### THE EXERCISE
All records below must be retyped exactly.

### STORED DATA
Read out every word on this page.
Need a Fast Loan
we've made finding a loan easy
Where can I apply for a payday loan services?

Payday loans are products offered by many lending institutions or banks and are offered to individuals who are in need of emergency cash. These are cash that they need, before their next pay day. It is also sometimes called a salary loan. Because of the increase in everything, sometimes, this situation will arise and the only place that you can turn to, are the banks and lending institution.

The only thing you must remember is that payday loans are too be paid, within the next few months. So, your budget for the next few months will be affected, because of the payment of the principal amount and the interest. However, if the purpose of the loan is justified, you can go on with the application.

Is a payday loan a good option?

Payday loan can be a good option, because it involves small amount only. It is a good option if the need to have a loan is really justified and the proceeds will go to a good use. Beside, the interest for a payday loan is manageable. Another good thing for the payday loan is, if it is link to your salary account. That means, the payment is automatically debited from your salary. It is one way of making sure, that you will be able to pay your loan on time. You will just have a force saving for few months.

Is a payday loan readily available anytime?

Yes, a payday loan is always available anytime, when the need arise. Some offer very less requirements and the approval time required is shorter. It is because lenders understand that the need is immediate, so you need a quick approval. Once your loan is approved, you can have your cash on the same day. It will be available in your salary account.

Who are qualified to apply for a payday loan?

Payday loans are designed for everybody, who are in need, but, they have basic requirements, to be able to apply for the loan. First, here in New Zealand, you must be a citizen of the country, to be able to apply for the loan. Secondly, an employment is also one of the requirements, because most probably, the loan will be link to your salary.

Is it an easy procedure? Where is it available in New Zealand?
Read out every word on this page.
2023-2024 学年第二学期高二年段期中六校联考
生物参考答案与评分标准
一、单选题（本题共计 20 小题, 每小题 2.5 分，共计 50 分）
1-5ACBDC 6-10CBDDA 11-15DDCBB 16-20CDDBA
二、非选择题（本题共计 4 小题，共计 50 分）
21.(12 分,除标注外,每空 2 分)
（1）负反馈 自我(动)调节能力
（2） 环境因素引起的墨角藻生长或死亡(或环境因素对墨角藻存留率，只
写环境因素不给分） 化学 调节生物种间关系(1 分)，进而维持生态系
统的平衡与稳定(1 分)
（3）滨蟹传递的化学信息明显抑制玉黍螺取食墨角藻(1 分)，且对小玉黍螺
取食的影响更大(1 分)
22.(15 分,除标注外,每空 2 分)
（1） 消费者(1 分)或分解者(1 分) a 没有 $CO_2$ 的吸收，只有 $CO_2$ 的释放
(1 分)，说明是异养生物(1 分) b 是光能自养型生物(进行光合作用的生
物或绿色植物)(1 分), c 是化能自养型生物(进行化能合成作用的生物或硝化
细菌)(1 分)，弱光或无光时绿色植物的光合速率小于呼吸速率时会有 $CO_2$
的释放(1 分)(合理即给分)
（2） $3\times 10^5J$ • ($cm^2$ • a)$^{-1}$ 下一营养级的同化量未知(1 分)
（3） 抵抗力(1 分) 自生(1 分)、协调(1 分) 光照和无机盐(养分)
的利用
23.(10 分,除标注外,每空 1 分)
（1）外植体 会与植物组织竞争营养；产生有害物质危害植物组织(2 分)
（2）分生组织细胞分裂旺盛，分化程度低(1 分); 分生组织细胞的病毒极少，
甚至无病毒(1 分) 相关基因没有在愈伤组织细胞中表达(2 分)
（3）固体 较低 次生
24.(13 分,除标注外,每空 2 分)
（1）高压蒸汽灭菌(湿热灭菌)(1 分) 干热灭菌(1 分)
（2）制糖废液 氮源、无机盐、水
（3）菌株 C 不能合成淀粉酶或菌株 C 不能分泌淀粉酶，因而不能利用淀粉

### REPLY
Read out every word on this page.
Need a Fast Loan
we've made finding a loan easy
Where can I apply for a payday loan services?

Payday loans are products offered by many lending institutions or banks and are offered to individuals who are in need of emergency cash. These are cash that they need, before their next pay day. It is also sometimes called a salary loan. Because of the increase in everything, sometimes, this situation will arise and the only place that you can turn to, are the banks and lending institution.

The only thing you must remember is that payday loans are too be paid, within the next few months. So, your budget for the next few months will be affected, because of the payment of the principal amount and the interest. However, if the purpose of the loan is justified, you can go on with the application.

Is a payday loan a good option?

Payday loan can be a good option, because it involves small amount only. It is a good option if the need to have a loan is really justified and the proceeds will go to a good use. Beside, the interest for a payday loan is manageable. Another good thing for the payday loan is, if it is link to your salary account. That means, the payment is automatically debited from your salary. It is one way of making sure, that you will be able to pay your loan on time. You will just have a force saving for few months.

Is a payday loan readily available anytime?

Yes, a payday loan is always available anytime, when the need arise. Some offer very less requirements and the approval time required is shorter. It is because lenders understand that the need is immediate, so you need a quick approval. Once your loan is approved, you can have your cash on the same day. It will be available in your salary account.

Who are qualified to apply for a payday loan?

Payday loans are designed for everybody, who are in need, but, they have basic requirements, to be able to apply for the loan. First, here in New Zealand, you must be a citizen of the country, to be able to apply for the loan. Secondly, an employment is also one of the requirements, because most probably, the loan will be link to your salary.

Is it an easy procedure? Where is it available in New Zealand?
Read out every word on this page.
2023-2024 学年第二学期高二年段期中六校联考
生物参考答案与评分标准
一、单选题（本题共计 20 小题, 每小题 2.5 分，共计 50 分）
1-5ACBDC 6-10CBDDA 11-15DDCBB 16-20CDDBA
二、非选择题（本题共计 4 小题，共计 50 分）
21.(12 分,除标注外,每空 2 分)
（1）负反馈 自我(动)调节能力
（2） 环境因素引起的墨角藻生长或死亡(或环境因素对墨角藻存留率，只
写环境因素不给分） 化学 调节生物种间关系(1 分)，进而维持生态系
统的平衡与稳定(1 分)
（3）滨蟹传递的化学信息明显抑制玉黍螺取食墨角藻(1 分)，且对小玉黍螺
取食的影响更大(1 分)
22.(15 分,除标注外,每空 2 分)
（1） 消费者(1 分)或分解者(1 分) a 没有 $CO_2$ 的吸收，只有 $CO_2$ 的释放
(1 分)，说明是异养生物(1 分) b 是光能自养型生物(进行光合作用的生
物或绿色植物)(1 分), c 是化能自养型生物(进行化能合成作用的生物或硝化
细菌)(1 分)，弱光或无光时绿色植物的光合速率小于呼吸速率时会有 $CO_2$
的释放(1 分)(合理即给分)
（2） $3\times 10^5J$ • ($cm^2$ • a)$^{-1}$ 下一营养级的同化量未知(1 分)
（3） 抵抗力(1 分) 自生(1 分)、协调(1 分) 光照和无机盐(养分)
的利用
23.(10 分,除标注外,每空 1 分)
（1）外植体 会与植物组织竞争营养；产生有害物质危害植物组织(2 分)
（2）分生组织细胞分裂旺盛，分化程度低(1 分); 分生组织细胞的病毒极少，
甚至无病毒(1 分) 相关基因没有在愈伤组织细胞中表达(2 分)
（3）固体 较低 次生
24.(13 分,除标注外,每空 2 分)
（1）高压蒸汽灭菌(湿热灭菌)(1 分) 干热灭菌(1 分)
（2）制糖废液 氮源、无机盐、水
（3）菌株 C 不能合成淀粉酶或菌株 C 不能分泌淀粉酶，因而不能利用淀粉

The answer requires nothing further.